Page text
= Marco Baggiolini =

Swiss immunologist (born 1936)

Marco Baggiolini (born August 1, 1936) is a Swiss immunologist and biochemist known for the discovery and the analysis of the first chemokines (or chemotactic cytokines). Chemokines act as chemoattractants to guide the migration of cells. Some control cells of the immune system, some promote the growth of new blood vessels, some cause inflammation in response to bacterial infection and viruses, for example, to activate cells to initiate an immune response or promote wound healing.

Baggiolini's lab has produced highly cited publications on this topic.

== Education and career ==
Baggiolini was born on August 1, 1936, in Bellinzona. He studied medicine at the University of Basel, graduating in 1962. Then he worked as an assistant in biochemistry at the University of Bern (1963-1967) and as a research associate at Rockefeller University in New York (1967-1970) in the laboratory of Christian de Duve (Nobel Prize in 1974). He was an active researcher at the Sandoz Group in Basel from 1970 to 1983, where he served as deputy director of the Division of Pharmacology and Toxicology (1977-1979) and director of the Division of Research on Inflammation and Immunology (1979-1983). In 1983, he was appointed as director of the Theodor Kocher Institute at the University of Bern, where he inaugurated a new research program on inflammation. He received an honorary degree in medicine from the University of Ferrara. He was appointed as honorary member of the Swiss Academy of Medical Sciences and as member of the Academia Europaea. He was a member of the editorial boards of American and European scientific journals, as well as several scientific societies and scientific and cultural foundations. In 1996, he became the founding president of the Università della Svizzera Italiana (USI).

Baggiolini also directed Division IV of the Swiss National Science Foundation, responsible for the National Centers of Competence in Research and the National Programs. He was also co-director of the Swiss National Supercomputing Centre at ETH Zurich (CSCS).

== Awards ==
For his work he has received awards including the prize of the Society for Leukocyte Biology (1988), the Emil von Behring Prize (1998), and the Robert Koch Medal (2000).

Requirement A
Answer these questions using the Marco Baggiolini biography above:
(i) In what town was Baggiolini born?
(ii) Of which institute was he appointed director in 1983?
(iii) Which award did he receive in 2000?
Requirement B
Repeat the passage of the Marco Baggiolini biography from "Marco Baggiolini (born" to "promote wound healing." word for word.

Recorded data
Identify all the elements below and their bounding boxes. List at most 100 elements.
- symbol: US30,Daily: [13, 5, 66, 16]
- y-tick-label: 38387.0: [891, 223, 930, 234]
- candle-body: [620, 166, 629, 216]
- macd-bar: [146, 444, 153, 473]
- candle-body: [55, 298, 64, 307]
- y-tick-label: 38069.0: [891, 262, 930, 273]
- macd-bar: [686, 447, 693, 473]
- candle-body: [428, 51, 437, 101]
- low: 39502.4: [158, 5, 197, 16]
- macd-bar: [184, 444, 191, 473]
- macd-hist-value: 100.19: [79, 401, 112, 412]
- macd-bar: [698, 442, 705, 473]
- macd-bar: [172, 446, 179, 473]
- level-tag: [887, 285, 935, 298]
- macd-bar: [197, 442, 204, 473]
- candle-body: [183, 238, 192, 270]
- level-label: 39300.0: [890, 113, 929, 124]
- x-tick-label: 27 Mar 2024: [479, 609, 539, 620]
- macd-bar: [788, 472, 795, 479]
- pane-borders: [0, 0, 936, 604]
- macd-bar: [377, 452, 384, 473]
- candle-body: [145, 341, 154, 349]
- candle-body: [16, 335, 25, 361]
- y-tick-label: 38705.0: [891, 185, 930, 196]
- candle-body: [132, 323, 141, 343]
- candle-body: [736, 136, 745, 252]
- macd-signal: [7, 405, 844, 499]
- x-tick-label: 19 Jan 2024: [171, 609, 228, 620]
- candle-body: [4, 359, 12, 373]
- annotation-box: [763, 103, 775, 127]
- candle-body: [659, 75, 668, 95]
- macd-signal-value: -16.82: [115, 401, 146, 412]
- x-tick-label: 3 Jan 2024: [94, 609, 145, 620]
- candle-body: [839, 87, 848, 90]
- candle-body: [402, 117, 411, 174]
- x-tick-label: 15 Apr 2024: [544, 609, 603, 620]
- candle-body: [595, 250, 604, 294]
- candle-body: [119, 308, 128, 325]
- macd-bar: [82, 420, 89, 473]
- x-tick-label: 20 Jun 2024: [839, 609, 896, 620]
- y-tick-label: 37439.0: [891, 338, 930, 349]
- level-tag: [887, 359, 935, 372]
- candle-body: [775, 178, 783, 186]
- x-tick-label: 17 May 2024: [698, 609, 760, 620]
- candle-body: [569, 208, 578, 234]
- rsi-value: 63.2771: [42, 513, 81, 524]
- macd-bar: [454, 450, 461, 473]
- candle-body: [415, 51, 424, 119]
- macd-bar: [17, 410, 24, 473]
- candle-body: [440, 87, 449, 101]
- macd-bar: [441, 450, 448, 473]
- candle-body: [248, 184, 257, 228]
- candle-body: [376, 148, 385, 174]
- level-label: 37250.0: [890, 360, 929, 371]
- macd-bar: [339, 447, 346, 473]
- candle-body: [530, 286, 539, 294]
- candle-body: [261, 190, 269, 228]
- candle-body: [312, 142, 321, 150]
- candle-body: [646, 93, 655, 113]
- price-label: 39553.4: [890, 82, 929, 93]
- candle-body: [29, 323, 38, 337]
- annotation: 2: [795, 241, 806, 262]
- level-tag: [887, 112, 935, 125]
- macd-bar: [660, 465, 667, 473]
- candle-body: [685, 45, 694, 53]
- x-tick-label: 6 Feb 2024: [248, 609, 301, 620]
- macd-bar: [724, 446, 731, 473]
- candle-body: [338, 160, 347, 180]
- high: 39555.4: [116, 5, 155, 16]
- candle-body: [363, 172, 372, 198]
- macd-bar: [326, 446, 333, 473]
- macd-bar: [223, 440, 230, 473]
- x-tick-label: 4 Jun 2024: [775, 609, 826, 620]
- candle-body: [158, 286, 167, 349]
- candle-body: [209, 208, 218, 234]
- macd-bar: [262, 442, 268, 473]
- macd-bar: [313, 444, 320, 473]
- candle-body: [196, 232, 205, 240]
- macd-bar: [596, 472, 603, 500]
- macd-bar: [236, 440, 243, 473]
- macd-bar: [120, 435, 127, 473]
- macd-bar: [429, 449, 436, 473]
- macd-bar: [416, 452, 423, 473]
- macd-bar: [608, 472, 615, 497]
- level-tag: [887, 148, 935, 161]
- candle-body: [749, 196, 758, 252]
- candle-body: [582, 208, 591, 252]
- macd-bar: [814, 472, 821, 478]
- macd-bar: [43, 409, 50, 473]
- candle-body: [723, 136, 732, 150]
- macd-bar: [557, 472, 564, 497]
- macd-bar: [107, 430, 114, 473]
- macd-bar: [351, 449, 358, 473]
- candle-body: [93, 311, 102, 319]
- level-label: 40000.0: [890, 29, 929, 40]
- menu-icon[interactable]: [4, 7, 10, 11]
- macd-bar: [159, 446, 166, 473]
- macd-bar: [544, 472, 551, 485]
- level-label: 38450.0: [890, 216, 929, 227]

Response box A
(i) Bellinzona
(ii) The Theodor Kocher Institute at the University of Bern
(iii) The Robert Koch Medal

Response box B
Marco Baggiolini (born August 1, 1936) is a Swiss immunologist and biochemist known for the discovery and the analysis of the first chemokines (or chemotactic cytokines). Chemokines act as chemoattractants to guide the migration of cells. Some control cells of the immune system, some promote the growth of new blood vessels, some cause inflammation in response to bacterial infection and viruses, for example, to activate cells to initiate an immune response or promote wound healing.